▶ Text shown:
<<<<
Bug #68150 InnoDB FULLTEXT Phrase Logic Incorrect
Submitted: 22 Jan 2013 21:39 Modified: 12 Feb 2013 18:32
Reporter: Greg Dietz Email Updates:
Status: Closed Impact on me:
None 
Category:MySQL Server: InnoDB storage engine Severity:S3 (Non-critical)
Version:5.6.7 OS:Windows
Assigned to: CPU Architecture:Any
Tags: fulltext, innodb

[22 Jan 2013 21:39] Greg Dietz
Description:
I have run into a series of issues with the handling of phrases in the InnoDB FULLTEXT searches. I haven't seen any release notes indicating these have been addressed in 5.6.8 or later, if I missed them please advise.

See the How to Repeat below for details but at a high level:

IN BOOOLEAN MODE
* Cannot put a + (AND) sign in front of a phrase - completely confuses the parser and results in zero rows
* If the phrase contains a stop word or short word - will return 0 rows

Phrase matches typically involve finding the articles that match the individual key words - then cross referencing them together and verifying the words appear in a specific order. So in the first case it finds all articles that match "this" AND "phrase" AND "here" and then takes that set and filters it to exact matches.

My guess is in the second phrase it is doing "This" AND "is" AND "my" AND "phrase". Because "is" and "my" are not indexed it is returning 0 records. When it should be logically looking for "This" AND "phrase" and then taking those results and looking for the entire "This is my phrase" section. If my guess is right then hopefully this is an easy fix to the logic to drop the stop words/short words in pass one of the search.

VS MYISAM FULLTEXT

I have tested the same queries against a MyISAM FULLTEXT index and get the expected behavior so this is some basic bugs in the processing of InnoDB queries.

How to repeat:
-- Create a simple test table
CREATE TABLE `testinnodbfull` (
  `id` INTEGER UNSIGNED NOT NULL AUTO_INCREMENT,
  `content` TEXT NOT NULL,
  PRIMARY KEY (`id`),
  FULLTEXT INDEX `IDX_CONTEXT_FULLTEXT`(`content`)
)
ENGINE = InnoDB;

-- Insert 3 short rows
insert into testinnodbfull (content)
values
('This is a story which has has a complicated phrase structure here in the middle'),
('This is a story which doesn''t have that text'),
('This is a story that has complicated the phrase structure');

-- Test phrases

-- CORRECT: Returns 1 row (Boolean Mode - no stop words or short words)
>>>>
▶ Required work:
1. Echo the part of the bug report starting at "My guess is in" and ending at "of the search.".
2. In the bug report, against which type of index did the same queries produce the expected behavior?
The material that comes after the bug report has no connection to it.

▶ Extracted information:
<<<<
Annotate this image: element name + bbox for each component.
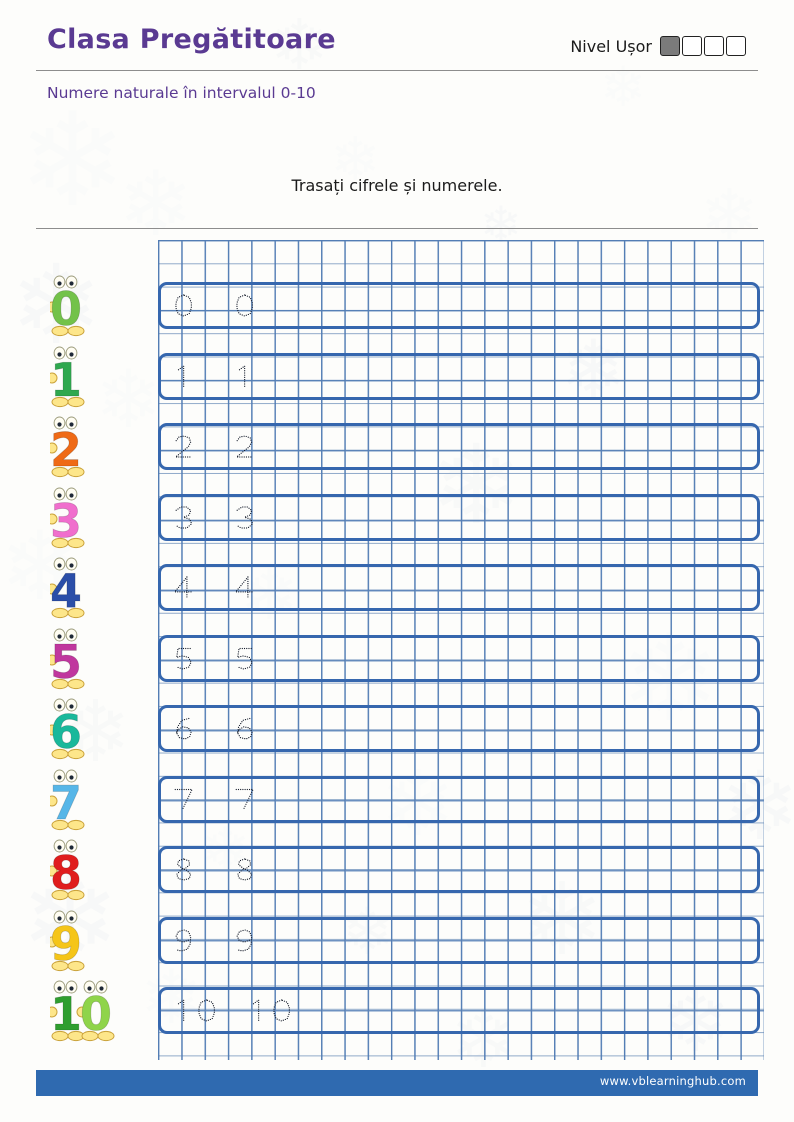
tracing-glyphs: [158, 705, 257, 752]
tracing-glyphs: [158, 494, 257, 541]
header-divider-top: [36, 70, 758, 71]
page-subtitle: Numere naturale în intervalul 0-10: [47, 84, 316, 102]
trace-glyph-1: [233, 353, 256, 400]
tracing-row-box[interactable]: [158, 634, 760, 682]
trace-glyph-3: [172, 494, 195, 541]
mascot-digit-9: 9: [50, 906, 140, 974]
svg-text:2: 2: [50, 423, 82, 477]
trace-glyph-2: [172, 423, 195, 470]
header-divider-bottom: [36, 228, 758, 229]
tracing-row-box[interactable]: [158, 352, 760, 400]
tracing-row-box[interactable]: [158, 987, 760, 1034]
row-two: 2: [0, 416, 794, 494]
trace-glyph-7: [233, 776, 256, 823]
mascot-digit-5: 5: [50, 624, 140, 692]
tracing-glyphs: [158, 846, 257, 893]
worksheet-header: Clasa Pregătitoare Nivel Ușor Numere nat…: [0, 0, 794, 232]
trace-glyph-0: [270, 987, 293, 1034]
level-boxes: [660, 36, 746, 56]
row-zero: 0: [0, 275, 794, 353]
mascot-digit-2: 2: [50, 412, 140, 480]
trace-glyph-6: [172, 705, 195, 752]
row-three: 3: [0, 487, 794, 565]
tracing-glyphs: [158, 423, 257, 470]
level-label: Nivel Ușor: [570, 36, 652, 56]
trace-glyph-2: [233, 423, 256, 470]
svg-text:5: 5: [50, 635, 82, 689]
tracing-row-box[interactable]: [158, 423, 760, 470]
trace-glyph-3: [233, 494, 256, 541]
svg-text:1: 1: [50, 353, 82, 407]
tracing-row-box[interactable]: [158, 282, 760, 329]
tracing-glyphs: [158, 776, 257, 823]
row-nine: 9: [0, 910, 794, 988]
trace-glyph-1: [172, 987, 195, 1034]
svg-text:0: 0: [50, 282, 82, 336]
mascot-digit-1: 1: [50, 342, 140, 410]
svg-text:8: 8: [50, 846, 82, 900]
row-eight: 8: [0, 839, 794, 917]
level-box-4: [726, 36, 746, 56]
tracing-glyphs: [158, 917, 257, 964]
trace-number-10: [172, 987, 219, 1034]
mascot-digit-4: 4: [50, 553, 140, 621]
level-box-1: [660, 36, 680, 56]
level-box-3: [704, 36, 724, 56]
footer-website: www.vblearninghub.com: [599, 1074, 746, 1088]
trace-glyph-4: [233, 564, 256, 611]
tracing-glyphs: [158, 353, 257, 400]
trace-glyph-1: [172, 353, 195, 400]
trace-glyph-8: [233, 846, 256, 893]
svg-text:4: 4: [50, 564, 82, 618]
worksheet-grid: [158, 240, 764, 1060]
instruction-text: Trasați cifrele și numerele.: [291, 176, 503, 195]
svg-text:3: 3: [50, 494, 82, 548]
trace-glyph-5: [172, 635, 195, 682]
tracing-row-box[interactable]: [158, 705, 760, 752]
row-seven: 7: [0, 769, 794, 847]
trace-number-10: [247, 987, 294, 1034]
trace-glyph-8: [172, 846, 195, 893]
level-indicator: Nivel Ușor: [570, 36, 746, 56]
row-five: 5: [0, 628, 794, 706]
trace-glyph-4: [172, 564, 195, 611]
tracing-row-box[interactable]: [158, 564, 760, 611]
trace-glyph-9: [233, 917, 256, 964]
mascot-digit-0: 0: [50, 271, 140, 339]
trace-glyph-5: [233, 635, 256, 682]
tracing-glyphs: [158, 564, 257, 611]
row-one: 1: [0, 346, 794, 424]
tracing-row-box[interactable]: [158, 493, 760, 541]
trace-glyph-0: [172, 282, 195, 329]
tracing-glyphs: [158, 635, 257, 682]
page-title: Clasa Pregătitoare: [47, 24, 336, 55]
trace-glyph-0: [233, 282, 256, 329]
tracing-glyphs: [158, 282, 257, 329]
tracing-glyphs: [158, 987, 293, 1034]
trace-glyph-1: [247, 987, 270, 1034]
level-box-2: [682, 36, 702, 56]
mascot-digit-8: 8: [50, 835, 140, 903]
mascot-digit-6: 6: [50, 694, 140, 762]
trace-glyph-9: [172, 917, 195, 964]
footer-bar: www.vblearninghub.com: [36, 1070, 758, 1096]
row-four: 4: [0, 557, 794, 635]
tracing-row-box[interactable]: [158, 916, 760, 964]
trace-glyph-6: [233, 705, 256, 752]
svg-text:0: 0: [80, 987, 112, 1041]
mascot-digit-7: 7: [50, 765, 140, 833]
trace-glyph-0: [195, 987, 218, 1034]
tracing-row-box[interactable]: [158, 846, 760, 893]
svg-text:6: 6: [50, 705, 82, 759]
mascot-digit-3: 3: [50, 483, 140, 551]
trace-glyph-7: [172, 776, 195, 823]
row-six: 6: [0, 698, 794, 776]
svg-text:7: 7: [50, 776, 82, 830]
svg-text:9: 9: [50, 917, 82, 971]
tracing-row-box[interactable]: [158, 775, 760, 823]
>>>>
<<<<
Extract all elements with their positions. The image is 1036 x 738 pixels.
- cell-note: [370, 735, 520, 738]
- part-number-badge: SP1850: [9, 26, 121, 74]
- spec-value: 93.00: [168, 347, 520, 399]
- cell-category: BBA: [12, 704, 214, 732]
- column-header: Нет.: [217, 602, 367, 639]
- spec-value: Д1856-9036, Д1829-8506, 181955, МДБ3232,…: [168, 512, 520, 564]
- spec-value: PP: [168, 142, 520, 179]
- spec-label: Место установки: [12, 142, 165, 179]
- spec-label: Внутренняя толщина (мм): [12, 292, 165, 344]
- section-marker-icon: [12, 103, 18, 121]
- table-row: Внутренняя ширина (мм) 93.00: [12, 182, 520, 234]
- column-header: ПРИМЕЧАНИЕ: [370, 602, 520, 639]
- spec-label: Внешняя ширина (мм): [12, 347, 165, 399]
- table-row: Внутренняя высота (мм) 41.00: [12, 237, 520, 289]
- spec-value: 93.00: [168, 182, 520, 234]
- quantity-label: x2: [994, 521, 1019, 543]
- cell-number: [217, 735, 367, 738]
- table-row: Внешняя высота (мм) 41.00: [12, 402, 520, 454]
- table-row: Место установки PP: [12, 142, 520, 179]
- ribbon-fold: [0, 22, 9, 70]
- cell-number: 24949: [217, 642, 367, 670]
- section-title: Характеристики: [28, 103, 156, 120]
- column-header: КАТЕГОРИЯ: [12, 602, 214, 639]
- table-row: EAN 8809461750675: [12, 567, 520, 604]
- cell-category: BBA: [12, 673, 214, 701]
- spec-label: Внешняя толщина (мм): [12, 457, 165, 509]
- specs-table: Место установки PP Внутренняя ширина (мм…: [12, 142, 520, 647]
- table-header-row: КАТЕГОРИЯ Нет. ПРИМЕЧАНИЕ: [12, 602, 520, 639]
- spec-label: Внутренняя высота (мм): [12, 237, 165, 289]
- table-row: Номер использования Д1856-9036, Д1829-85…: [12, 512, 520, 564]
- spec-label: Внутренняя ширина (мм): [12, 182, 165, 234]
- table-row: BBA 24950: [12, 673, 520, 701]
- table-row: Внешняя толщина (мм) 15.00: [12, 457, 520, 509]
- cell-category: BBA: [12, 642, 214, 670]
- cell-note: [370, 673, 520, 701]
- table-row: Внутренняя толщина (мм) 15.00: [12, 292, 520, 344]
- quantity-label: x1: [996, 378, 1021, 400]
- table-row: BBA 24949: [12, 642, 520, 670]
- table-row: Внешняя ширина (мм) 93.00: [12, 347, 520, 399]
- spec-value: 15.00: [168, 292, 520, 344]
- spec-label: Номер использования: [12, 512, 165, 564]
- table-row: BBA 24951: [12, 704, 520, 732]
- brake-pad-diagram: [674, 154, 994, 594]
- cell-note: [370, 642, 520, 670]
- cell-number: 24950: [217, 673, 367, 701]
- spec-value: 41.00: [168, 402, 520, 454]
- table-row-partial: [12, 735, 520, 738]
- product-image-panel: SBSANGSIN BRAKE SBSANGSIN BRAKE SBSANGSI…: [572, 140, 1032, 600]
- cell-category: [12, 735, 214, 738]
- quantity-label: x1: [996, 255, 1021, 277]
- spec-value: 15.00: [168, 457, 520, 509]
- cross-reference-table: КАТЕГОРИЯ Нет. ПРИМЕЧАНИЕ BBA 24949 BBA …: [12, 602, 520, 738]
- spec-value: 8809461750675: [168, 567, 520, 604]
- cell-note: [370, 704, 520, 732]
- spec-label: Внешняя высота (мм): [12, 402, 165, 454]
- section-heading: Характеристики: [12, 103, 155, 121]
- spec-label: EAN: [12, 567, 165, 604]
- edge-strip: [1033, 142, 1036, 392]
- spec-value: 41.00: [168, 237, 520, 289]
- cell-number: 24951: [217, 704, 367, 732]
>>>>
<<<<
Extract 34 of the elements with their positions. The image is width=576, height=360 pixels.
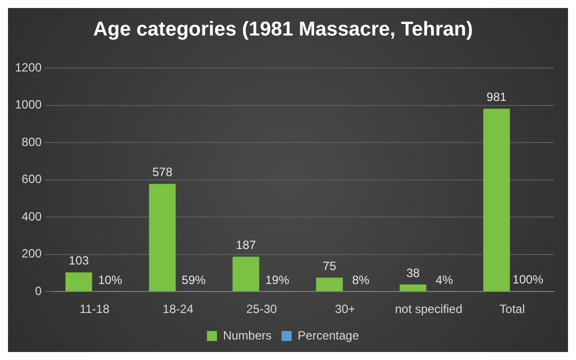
>>>>
▶ Solution list:
1.
My guess is in the second phrase it is doing "This" AND "is" AND "my" AND "phrase". Because "is" and "my" are not indexed it is returning 0 records. When it should be logically looking for "This" AND "phrase" and then taking those results and looking for the entire "This is my phrase" section. If my guess is right then hopefully this is an easy fix to the logic to drop the stop words/short words in pass one of the search.

2. A MyISAM FULLTEXT index.